The task
Copy the listing below verbatim, every line, leaving out the pictures.

Input for this task
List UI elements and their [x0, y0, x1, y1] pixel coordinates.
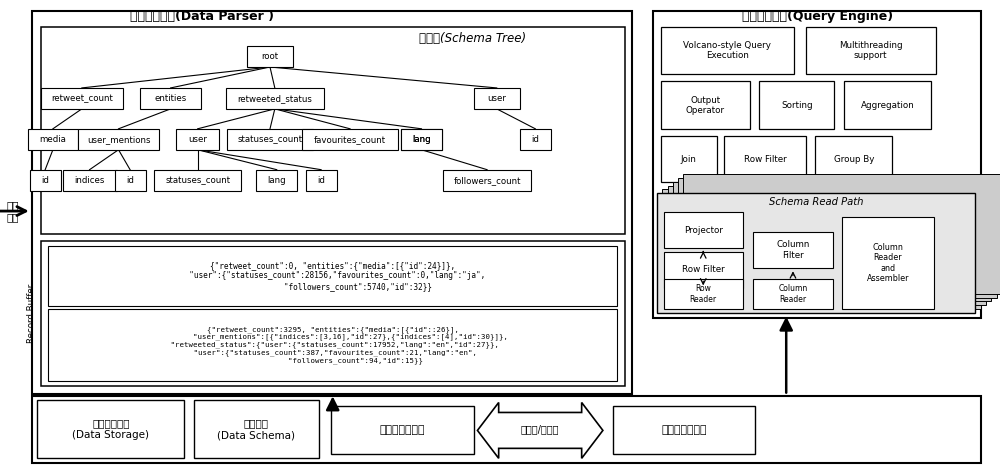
Bar: [815, 136, 892, 182]
Text: id: id: [317, 176, 325, 185]
Text: 列式二进制数据: 列式二进制数据: [661, 425, 707, 435]
Text: retweeted_status: retweeted_status: [237, 94, 312, 103]
Bar: [724, 136, 806, 182]
Text: 查询分析模块(Query Engine): 查询分析模块(Query Engine): [742, 10, 893, 23]
Bar: [661, 136, 717, 182]
Bar: [664, 279, 743, 309]
Bar: [661, 27, 794, 75]
Text: Column
Reader: Column Reader: [778, 284, 808, 303]
Text: 语法树(Schema Tree): 语法树(Schema Tree): [419, 32, 526, 45]
Bar: [678, 178, 997, 298]
Bar: [613, 406, 755, 454]
Text: statuses_count: statuses_count: [237, 135, 303, 144]
Bar: [806, 27, 936, 75]
Text: Multithreading
support: Multithreading support: [839, 41, 902, 60]
Text: Row Filter: Row Filter: [744, 155, 786, 164]
Bar: [28, 129, 78, 150]
Bar: [662, 189, 981, 309]
Text: lang: lang: [267, 176, 286, 185]
Text: 行式二进制数据: 行式二进制数据: [379, 425, 425, 435]
Text: followers_count: followers_count: [453, 176, 521, 185]
Text: retweet_count: retweet_count: [51, 94, 113, 103]
Bar: [302, 129, 398, 150]
Text: Schema Read Path: Schema Read Path: [769, 197, 863, 207]
Bar: [37, 400, 184, 459]
Text: Output
Operator: Output Operator: [686, 96, 725, 115]
Text: Record Buffer: Record Buffer: [27, 284, 36, 343]
Text: indices: indices: [74, 176, 105, 185]
Text: Column
Filter: Column Filter: [776, 240, 810, 260]
Bar: [657, 193, 975, 313]
Bar: [30, 170, 61, 191]
Bar: [664, 212, 743, 248]
Text: lang: lang: [412, 135, 431, 144]
Text: 文本
数据: 文本 数据: [6, 200, 19, 222]
Bar: [41, 27, 625, 234]
Bar: [443, 170, 531, 191]
Bar: [306, 170, 337, 191]
Bar: [154, 170, 241, 191]
Bar: [48, 309, 617, 381]
Text: Join: Join: [681, 155, 697, 164]
Text: id: id: [41, 176, 49, 185]
Bar: [247, 46, 293, 67]
Bar: [520, 129, 551, 150]
Text: Column
Reader
and
Assembler: Column Reader and Assembler: [867, 243, 909, 283]
Text: {"retweet_count":0, "entities":{"media":[{"id":24}]},
  "user":{"statuses_count": {"retweet_count":0, "entities":{"media":…: [180, 261, 485, 291]
Text: 数据解析模块(Data Parser ): 数据解析模块(Data Parser ): [130, 10, 274, 23]
Text: user_mentions: user_mentions: [87, 135, 150, 144]
Bar: [63, 170, 117, 191]
Text: user: user: [188, 135, 207, 144]
Text: id: id: [531, 135, 539, 144]
Text: entities: entities: [154, 94, 187, 103]
Text: favourites_count: favourites_count: [314, 135, 386, 144]
Bar: [844, 82, 931, 129]
Bar: [140, 88, 201, 109]
Bar: [48, 246, 617, 306]
Bar: [41, 241, 625, 385]
Bar: [753, 232, 833, 268]
Bar: [759, 82, 834, 129]
Bar: [78, 129, 159, 150]
Text: Row
Reader: Row Reader: [690, 284, 717, 303]
Bar: [683, 174, 1000, 294]
Text: statuses_count: statuses_count: [165, 176, 230, 185]
Bar: [401, 129, 442, 150]
Text: user: user: [487, 94, 506, 103]
Bar: [753, 279, 833, 309]
Text: id: id: [126, 176, 134, 185]
Bar: [256, 170, 297, 191]
Text: 数据定义
(Data Schema): 数据定义 (Data Schema): [217, 418, 295, 440]
Bar: [474, 88, 520, 109]
Bar: [32, 396, 981, 463]
Bar: [668, 185, 986, 305]
Bar: [661, 82, 750, 129]
Text: Group By: Group By: [834, 155, 874, 164]
Bar: [115, 170, 146, 191]
Text: root: root: [261, 52, 279, 61]
Bar: [41, 88, 123, 109]
Bar: [653, 11, 981, 318]
Text: media: media: [39, 135, 66, 144]
Bar: [194, 400, 319, 459]
Polygon shape: [477, 403, 603, 459]
Text: Row Filter: Row Filter: [682, 266, 725, 274]
Bar: [227, 129, 313, 150]
Text: Sorting: Sorting: [781, 101, 813, 110]
Bar: [226, 88, 324, 109]
Bar: [331, 406, 474, 454]
Bar: [842, 217, 934, 309]
Bar: [401, 129, 442, 150]
Text: 解析器/组装器: 解析器/组装器: [521, 425, 559, 434]
Bar: [32, 11, 632, 393]
Text: Projector: Projector: [684, 226, 723, 234]
Bar: [664, 252, 743, 288]
Text: Aggregation: Aggregation: [861, 101, 914, 110]
Text: lang: lang: [412, 135, 431, 144]
Text: {"retweet_count":3295, "entities":{"media":[{"id"::26}],
        "user_mentions": {"retweet_count":3295, "entities":{"medi…: [157, 326, 508, 363]
Text: 数据存储模块
(Data Storage): 数据存储模块 (Data Storage): [72, 418, 149, 440]
Bar: [673, 182, 991, 302]
Bar: [176, 129, 219, 150]
Text: Volcano-style Query
Execution: Volcano-style Query Execution: [683, 41, 771, 60]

Full solution
List UI elements and their [x0, y0, x1, y1] pixel coordinates.
Bar: [815, 136, 892, 182]
Text: id: id: [317, 176, 325, 185]
Text: 列式二进制数据: 列式二进制数据: [661, 425, 707, 435]
Text: retweeted_status: retweeted_status: [237, 94, 312, 103]
Bar: [724, 136, 806, 182]
Text: 查询分析模块(Query Engine): 查询分析模块(Query Engine): [742, 10, 893, 23]
Bar: [661, 136, 717, 182]
Bar: [664, 279, 743, 309]
Bar: [661, 27, 794, 75]
Text: Column
Reader: Column Reader: [778, 284, 808, 303]
Text: 语法树(Schema Tree): 语法树(Schema Tree): [419, 32, 526, 45]
Bar: [678, 178, 997, 298]
Bar: [613, 406, 755, 454]
Text: statuses_count: statuses_count: [237, 135, 303, 144]
Bar: [806, 27, 936, 75]
Text: Multithreading
support: Multithreading support: [839, 41, 902, 60]
Text: Row Filter: Row Filter: [744, 155, 786, 164]
Bar: [28, 129, 78, 150]
Bar: [662, 189, 981, 309]
Text: lang: lang: [267, 176, 286, 185]
Text: 行式二进制数据: 行式二进制数据: [379, 425, 425, 435]
Text: followers_count: followers_count: [453, 176, 521, 185]
Text: retweet_count: retweet_count: [51, 94, 113, 103]
Bar: [302, 129, 398, 150]
Text: Schema Read Path: Schema Read Path: [769, 197, 863, 207]
Bar: [37, 400, 184, 459]
Text: Output
Operator: Output Operator: [686, 96, 725, 115]
Text: Record Buffer: Record Buffer: [27, 284, 36, 343]
Text: indices: indices: [74, 176, 105, 185]
Text: Column
Filter: Column Filter: [776, 240, 810, 260]
Bar: [657, 193, 975, 313]
Bar: [30, 170, 61, 191]
Bar: [664, 212, 743, 248]
Text: lang: lang: [412, 135, 431, 144]
Text: 文本
数据: 文本 数据: [6, 200, 19, 222]
Bar: [41, 27, 625, 234]
Bar: [443, 170, 531, 191]
Bar: [306, 170, 337, 191]
Bar: [154, 170, 241, 191]
Bar: [48, 309, 617, 381]
Text: Join: Join: [681, 155, 697, 164]
Text: id: id: [41, 176, 49, 185]
Bar: [247, 46, 293, 67]
Bar: [520, 129, 551, 150]
Text: Column
Reader
and
Assembler: Column Reader and Assembler: [867, 243, 909, 283]
Text: {"retweet_count":0, "entities":{"media":[{"id":24}]},
  "user":{"statuses_count": {"retweet_count":0, "entities":{"media":…: [180, 261, 485, 291]
Text: 数据解析模块(Data Parser ): 数据解析模块(Data Parser ): [130, 10, 274, 23]
Text: user_mentions: user_mentions: [87, 135, 150, 144]
Bar: [63, 170, 117, 191]
Text: user: user: [188, 135, 207, 144]
Text: id: id: [531, 135, 539, 144]
Text: entities: entities: [154, 94, 187, 103]
Text: favourites_count: favourites_count: [314, 135, 386, 144]
Bar: [844, 82, 931, 129]
Bar: [140, 88, 201, 109]
Bar: [48, 246, 617, 306]
Bar: [41, 241, 625, 385]
Bar: [753, 232, 833, 268]
Bar: [759, 82, 834, 129]
Bar: [78, 129, 159, 150]
Text: Row
Reader: Row Reader: [690, 284, 717, 303]
Bar: [683, 174, 1000, 294]
Text: statuses_count: statuses_count: [165, 176, 230, 185]
Bar: [401, 129, 442, 150]
Text: user: user: [487, 94, 506, 103]
Bar: [753, 279, 833, 309]
Text: id: id: [126, 176, 134, 185]
Bar: [256, 170, 297, 191]
Text: 数据定义
(Data Schema): 数据定义 (Data Schema): [217, 418, 295, 440]
Bar: [474, 88, 520, 109]
Bar: [32, 396, 981, 463]
Bar: [668, 185, 986, 305]
Bar: [661, 82, 750, 129]
Text: Group By: Group By: [834, 155, 874, 164]
Bar: [115, 170, 146, 191]
Text: root: root: [261, 52, 279, 61]
Bar: [41, 88, 123, 109]
Bar: [653, 11, 981, 318]
Text: media: media: [39, 135, 66, 144]
Bar: [194, 400, 319, 459]
Polygon shape: [477, 403, 603, 459]
Text: Row Filter: Row Filter: [682, 266, 725, 274]
Bar: [227, 129, 313, 150]
Text: Sorting: Sorting: [781, 101, 813, 110]
Bar: [226, 88, 324, 109]
Bar: [331, 406, 474, 454]
Bar: [842, 217, 934, 309]
Bar: [401, 129, 442, 150]
Text: 解析器/组装器: 解析器/组装器: [521, 425, 559, 434]
Bar: [32, 11, 632, 393]
Text: Projector: Projector: [684, 226, 723, 234]
Bar: [664, 252, 743, 288]
Text: Aggregation: Aggregation: [861, 101, 914, 110]
Text: lang: lang: [412, 135, 431, 144]
Text: {"retweet_count":3295, "entities":{"media":[{"id"::26}],
        "user_mentions": {"retweet_count":3295, "entities":{"medi…: [157, 326, 508, 363]
Text: 数据存储模块
(Data Storage): 数据存储模块 (Data Storage): [72, 418, 149, 440]
Bar: [673, 182, 991, 302]
Bar: [176, 129, 219, 150]
Text: Volcano-style Query
Execution: Volcano-style Query Execution: [683, 41, 771, 60]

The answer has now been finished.